YOUR GOAL –
Go through the listing and pick out each line with the word "decyduje" in it.

++++++++

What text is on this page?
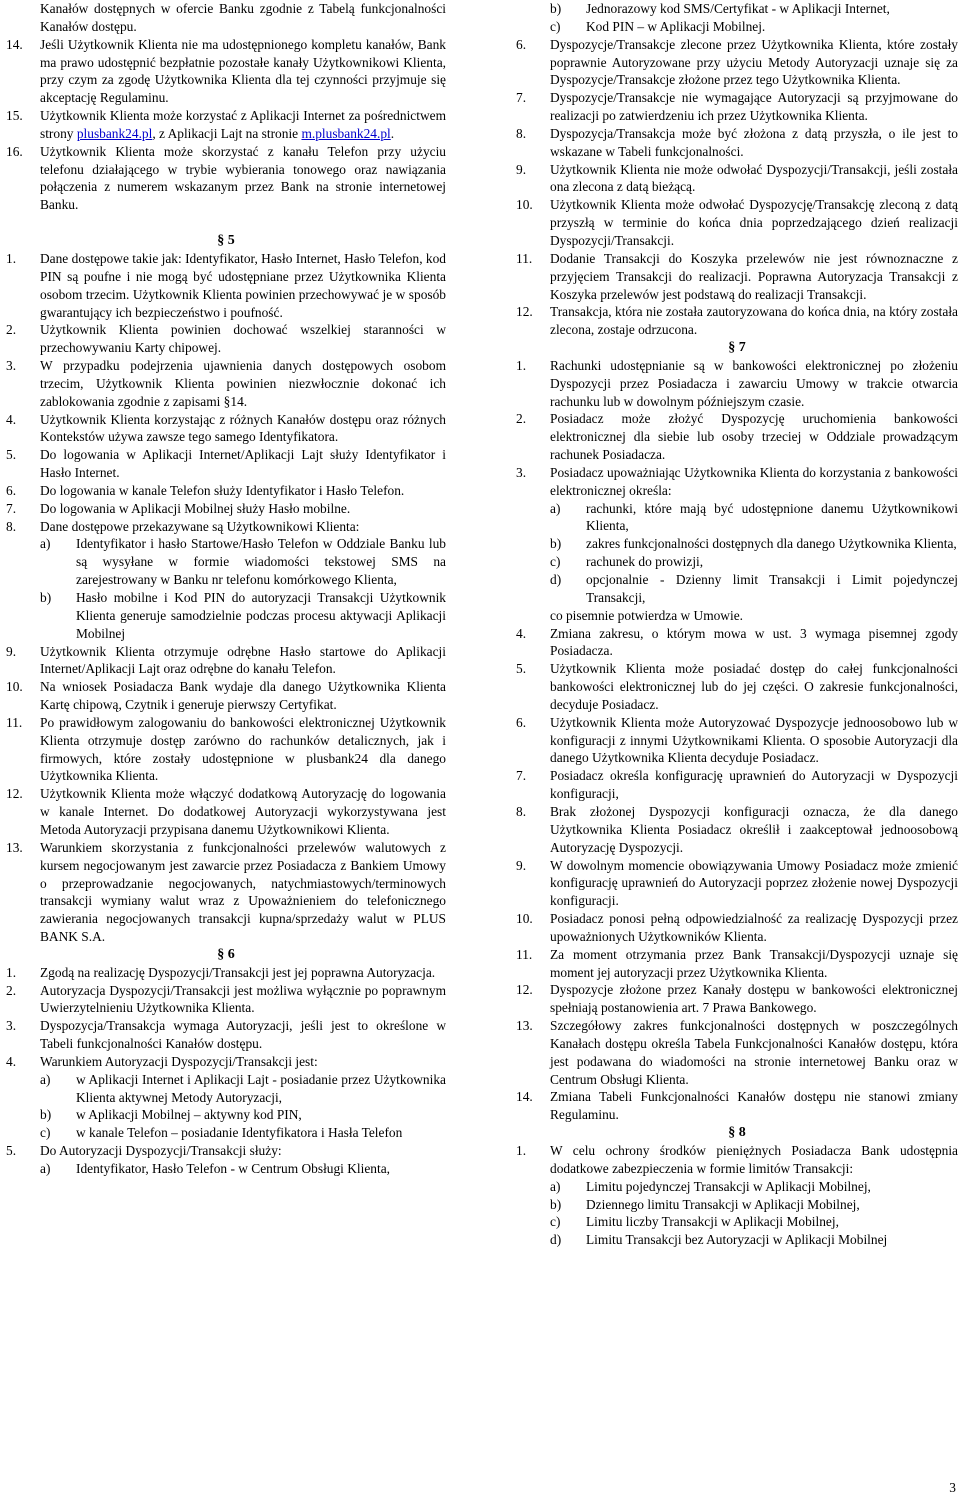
Kanałów dostępnych w ofercie Banku zgodnie z Tabelą funkcjonalności Kanałów dostępu.
14. Jeśli Użytkownik Klienta nie ma udostępnionego kompletu kanałów, Bank ma prawo udostępnić bezpłatnie pozostałe kanały Użytkownikowi Klienta, przy czym za zgodę Użytkownika Klienta dla tej czynności przyjmuje się akceptację Regulaminu.
15. Użytkownik Klienta może korzystać z Aplikacji Internet za pośrednictwem strony plusbank24.pl, z Aplikacji Lajt na stronie m.plusbank24.pl.
16. Użytkownik Klienta może skorzystać z kanału Telefon przy użyciu telefonu działającego w trybie wybierania tonowego oraz nawiązania połączenia z numerem wskazanym przez Bank na stronie internetowej Banku.
§ 5
1. Dane dostępowe takie jak: Identyfikator, Hasło Internet, Hasło Telefon, kod PIN są poufne i nie mogą być udostępniane przez Użytkownika Klienta osobom trzecim. Użytkownik Klienta powinien przechowywać je w sposób gwarantujący ich bezpieczeństwo i poufność.
2. Użytkownik Klienta powinien dochować wszelkiej staranności w przechowywaniu Karty chipowej.
3. W przypadku podejrzenia ujawnienia danych dostępowych osobom trzecim, Użytkownik Klienta powinien niezwłocznie dokonać ich zablokowania zgodnie z zapisami §14.
4. Użytkownik Klienta korzystając z różnych Kanałów dostępu oraz różnych Kontekstów używa zawsze tego samego Identyfikatora.
5. Do logowania w Aplikacji Internet/Aplikacji Lajt służy Identyfikator i Hasło Internet.
6. Do logowania w kanale Telefon służy Identyfikator i Hasło Telefon.
7. Do logowania w Aplikacji Mobilnej służy Hasło mobilne.
8. Dane dostępowe przekazywane są Użytkownikowi Klienta:
a) Identyfikator i hasło Startowe/Hasło Telefon w Oddziale Banku lub są wysyłane w formie wiadomości tekstowej SMS na zarejestrowany w Banku nr telefonu komórkowego Klienta,
b) Hasło mobilne i Kod PIN do autoryzacji Transakcji Użytkownik Klienta generuje samodzielnie podczas procesu aktywacji Aplikacji Mobilnej
9. Użytkownik Klienta otrzymuje odrębne Hasło startowe do Aplikacji Internet/Aplikacji Lajt oraz odrębne do kanału Telefon.
10. Na wniosek Posiadacza Bank wydaje dla danego Użytkownika Klienta Kartę chipową, Czytnik i generuje pierwszy Certyfikat.
11. Po prawidłowym zalogowaniu do bankowości elektronicznej Użytkownik Klienta otrzymuje dostęp zarówno do rachunków detalicznych, jak i firmowych, które zostały udostępnione w plusbank24 dla danego Użytkownika Klienta.
12. Użytkownik Klienta może włączyć dodatkową Autoryzację do logowania w kanale Internet. Do dodatkowej Autoryzacji wykorzystywana jest Metoda Autoryzacji przypisana danemu Użytkownikowi Klienta.
13. Warunkiem skorzystania z funkcjonalności przelewów walutowych z kursem negocjowanym jest zawarcie przez Posiadacza z Bankiem Umowy o przeprowadzanie negocjowanych, natychmiastowych/terminowych transakcji wymiany walut wraz z Upoważnieniem do telefonicznego zawierania negocjowanych transakcji kupna/sprzedaży walut w PLUS BANK S.A.
§ 6
1. Zgodą na realizację Dyspozycji/Transakcji jest jej poprawna Autoryzacja.
2. Autoryzacja Dyspozycji/Transakcji jest możliwa wyłącznie po poprawnym Uwierzytelnieniu Użytkownika Klienta.
3. Dyspozycja/Transakcja wymaga Autoryzacji, jeśli jest to określone w Tabeli funkcjonalności Kanałów dostępu.
4. Warunkiem Autoryzacji Dyspozycji/Transakcji jest:
a) w Aplikacji Internet i Aplikacji Lajt - posiadanie przez Użytkownika Klienta aktywnej Metody Autoryzacji,
b) w Aplikacji Mobilnej – aktywny kod PIN,
c) w kanale Telefon – posiadanie Identyfikatora i Hasła Telefon
5. Do Autoryzacji Dyspozycji/Transakcji służy:
a) Identyfikator, Hasło Telefon - w Centrum Obsługi Klienta,
b) Jednorazowy kod SMS/Certyfikat - w Aplikacji Internet,
c) Kod PIN – w Aplikacji Mobilnej.
6. Dyspozycje/Transakcje zlecone przez Użytkownika Klienta, które zostały poprawnie Autoryzowane przy użyciu Metody Autoryzacji uznaje się za Dyspozycje/Transakcje złożone przez tego Użytkownika Klienta.
7. Dyspozycje/Transakcje nie wymagające Autoryzacji są przyjmowane do realizacji po zatwierdzeniu ich przez Użytkownika Klienta.
8. Dyspozycja/Transakcja może być złożona z datą przyszła, o ile jest to wskazane w Tabeli funkcjonalności.
9. Użytkownik Klienta nie może odwołać Dyspozycji/Transakcji, jeśli została ona zlecona z datą bieżącą.
10. Użytkownik Klienta może odwołać Dyspozycję/Transakcję zleconą z datą przyszłą w terminie do końca dnia poprzedzającego dzień realizacji Dyspozycji/Transakcji.
11. Dodanie Transakcji do Koszyka przelewów nie jest równoznaczne z przyjęciem Transakcji do realizacji. Poprawna Autoryzacja Transakcji z Koszyka przelewów jest podstawą do realizacji Transakcji.
12. Transakcja, która nie została zautoryzowana do końca dnia, na który została zlecona, zostaje odrzucona.
§ 7
1. Rachunki udostępnianie są w bankowości elektronicznej po złożeniu Dyspozycji przez Posiadacza i zawarciu Umowy w trakcie otwarcia rachunku lub w dowolnym późniejszym czasie.
2. Posiadacz może złożyć Dyspozycję uruchomienia bankowości elektronicznej dla siebie lub osoby trzeciej w Oddziale prowadzącym rachunek Posiadacza.
3. Posiadacz upoważniając Użytkownika Klienta do korzystania z bankowości elektronicznej określa:
a) rachunki, które mają być udostępnione danemu Użytkownikowi Klienta,
b) zakres funkcjonalności dostępnych dla danego Użytkownika Klienta,
c) rachunek do prowizji,
d) opcjonalnie - Dzienny limit Transakcji i Limit pojedynczej Transakcji,
co pisemnie potwierdza w Umowie.
4. Zmiana zakresu, o którym mowa w ust. 3 wymaga pisemnej zgody Posiadacza.
5. Użytkownik Klienta może posiadać dostęp do całej funkcjonalności bankowości elektronicznej lub do jej części. O zakresie funkcjonalności, decyduje Posiadacz.
6. Użytkownik Klienta może Autoryzować Dyspozycje jednoosobowo lub w konfiguracji z innymi Użytkownikami Klienta. O sposobie Autoryzacji dla danego Użytkownika Klienta decyduje Posiadacz.
7. Posiadacz określa konfigurację uprawnień do Autoryzacji w Dyspozycji konfiguracji,
8. Brak złożonej Dyspozycji konfiguracji oznacza, że dla danego Użytkownika Klienta Posiadacz określił i zaakceptował jednoosobową Autoryzację Dyspozycji.
9. W dowolnym momencie obowiązywania Umowy Posiadacz może zmienić konfigurację uprawnień do Autoryzacji poprzez złożenie nowej Dyspozycji konfiguracji.
10. Posiadacz ponosi pełną odpowiedzialność za realizację Dyspozycji przez upoważnionych Użytkowników Klienta.
11. Za moment otrzymania przez Bank Transakcji/Dyspozycji uznaje się moment jej autoryzacji przez Użytkownika Klienta.
12. Dyspozycje złożone przez Kanały dostępu w bankowości elektronicznej spełniają postanowienia art. 7 Prawa Bankowego.
13. Szczegółowy zakres funkcjonalności dostępnych w poszczególnych Kanałach dostępu określa Tabela Funkcjonalności Kanałów dostępu, która jest podawana do wiadomości na stronie internetowej Banku oraz w Centrum Obsługi Klienta.
14. Zmiana Tabeli Funkcjonalności Kanałów dostępu nie stanowi zmiany Regulaminu.
§ 8
1. W celu ochrony środków pieniężnych Posiadacza Bank udostępnia dodatkowe zabezpieczenia w formie limitów Transakcji:
a) Limitu pojedynczej Transakcji w Aplikacji Mobilnej,
b) Dziennego limitu Transakcji w Aplikacji Mobilnej,
c) Limitu liczby Transakcji w Aplikacji Mobilnej,
d) Limitu Transakcji bez Autoryzacji w Aplikacji Mobilnej
3
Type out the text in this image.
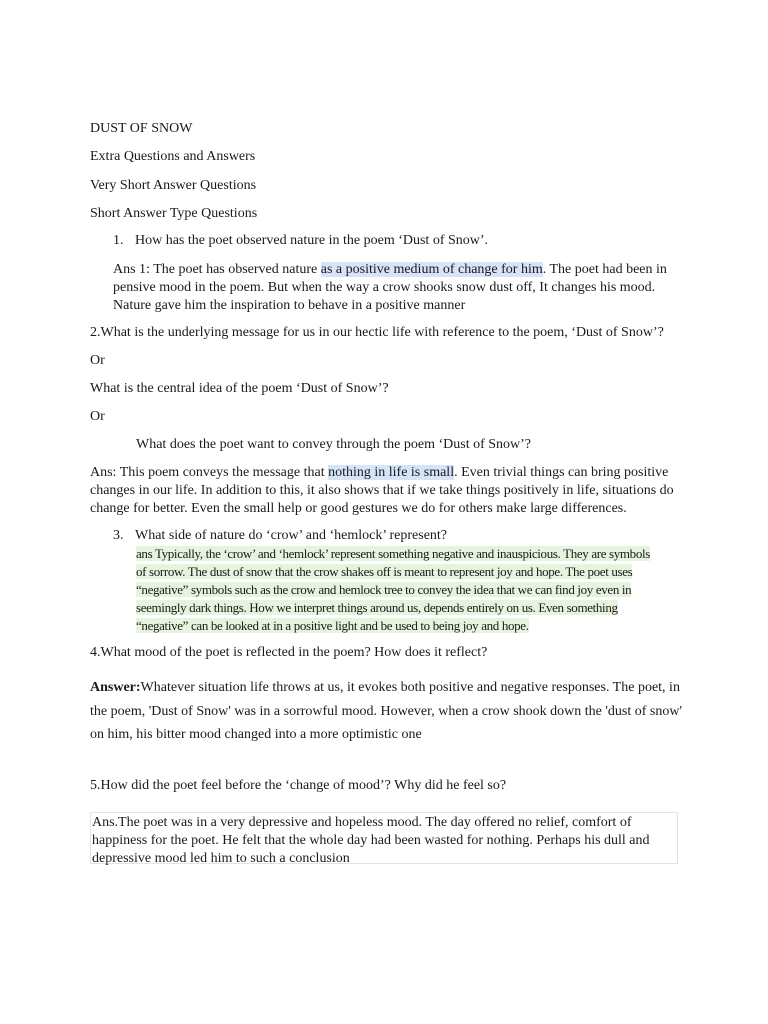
DUST OF SNOW
Extra Questions and Answers
Very Short Answer Questions
Short Answer Type Questions
1. How has the poet observed nature in the poem ‘Dust of Snow’.
Ans 1: The poet has observed nature as a positive medium of change for him. The poet had been in
pensive mood in the poem. But when the way a crow shooks snow dust off, It changes his mood.
Nature gave him the inspiration to behave in a positive manner
2.What is the underlying message for us in our hectic life with reference to the poem, ‘Dust of Snow’?
Or
What is the central idea of the poem ‘Dust of Snow’?
Or
What does the poet want to convey through the poem ‘Dust of Snow’?
Ans: This poem conveys the message that nothing in life is small. Even trivial things can bring positive
changes in our life. In addition to this, it also shows that if we take things positively in life, situations do
change for better. Even the small help or good gestures we do for others make large differences.
3. What side of nature do ‘crow’ and ‘hemlock’ represent?
ans Typically, the ‘crow’ and ‘hemlock’ represent something negative and inauspicious. They are symbols
of sorrow. The dust of snow that the crow shakes off is meant to represent joy and hope. The poet uses
“negative” symbols such as the crow and hemlock tree to convey the idea that we can find joy even in
seemingly dark things. How we interpret things around us, depends entirely on us. Even something
“negative” can be looked at in a positive light and be used to being joy and hope.
4.What mood of the poet is reflected in the poem? How does it reflect?
Answer:Whatever situation life throws at us, it evokes both positive and negative responses. The poet, in
the poem, 'Dust of Snow' was in a sorrowful mood. However, when a crow shook down the 'dust of snow'
on him, his bitter mood changed into a more optimistic one
5.How did the poet feel before the ‘change of mood’? Why did he feel so?
Ans.The poet was in a very depressive and hopeless mood. The day offered no relief, comfort of
happiness for the poet. He felt that the whole day had been wasted for nothing. Perhaps his dull and
depressive mood led him to such a conclusion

++++++++

COMPLETE ANSWER –
5. Użytkownik Klienta może posiadać dostęp do całej funkcjonalności bankowości elektronicznej lub do jej części. O zakresie funkcjonalności, decyduje Posiadacz.
6. Użytkownik Klienta może Autoryzować Dyspozycje jednoosobowo lub w konfiguracji z innymi Użytkownikami Klienta. O sposobie Autoryzacji dla danego Użytkownika Klienta decyduje Posiadacz.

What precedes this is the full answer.